[Dataset items]
------------------------------
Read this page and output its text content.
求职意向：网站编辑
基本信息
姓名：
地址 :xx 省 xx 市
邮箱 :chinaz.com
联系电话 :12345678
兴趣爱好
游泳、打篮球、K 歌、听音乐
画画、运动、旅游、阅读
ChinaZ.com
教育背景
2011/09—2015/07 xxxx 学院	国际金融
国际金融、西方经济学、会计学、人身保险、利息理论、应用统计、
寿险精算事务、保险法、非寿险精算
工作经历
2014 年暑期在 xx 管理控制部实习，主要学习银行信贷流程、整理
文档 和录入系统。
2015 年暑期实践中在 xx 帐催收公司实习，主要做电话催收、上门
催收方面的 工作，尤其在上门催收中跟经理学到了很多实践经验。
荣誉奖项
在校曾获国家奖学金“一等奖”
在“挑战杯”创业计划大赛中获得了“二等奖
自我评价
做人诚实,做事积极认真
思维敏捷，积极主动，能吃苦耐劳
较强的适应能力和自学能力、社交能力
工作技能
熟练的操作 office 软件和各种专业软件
------------------------------
--- TASK DETAILS ---
Consider the entries above and return each line with the string "国际金融".

--- ANSWER TO THIS TASK ---
2011/09—2015/07 xxxx 学院	国际金融
国际金融、西方经济学、会计学、人身保险、利息理论、应用统计、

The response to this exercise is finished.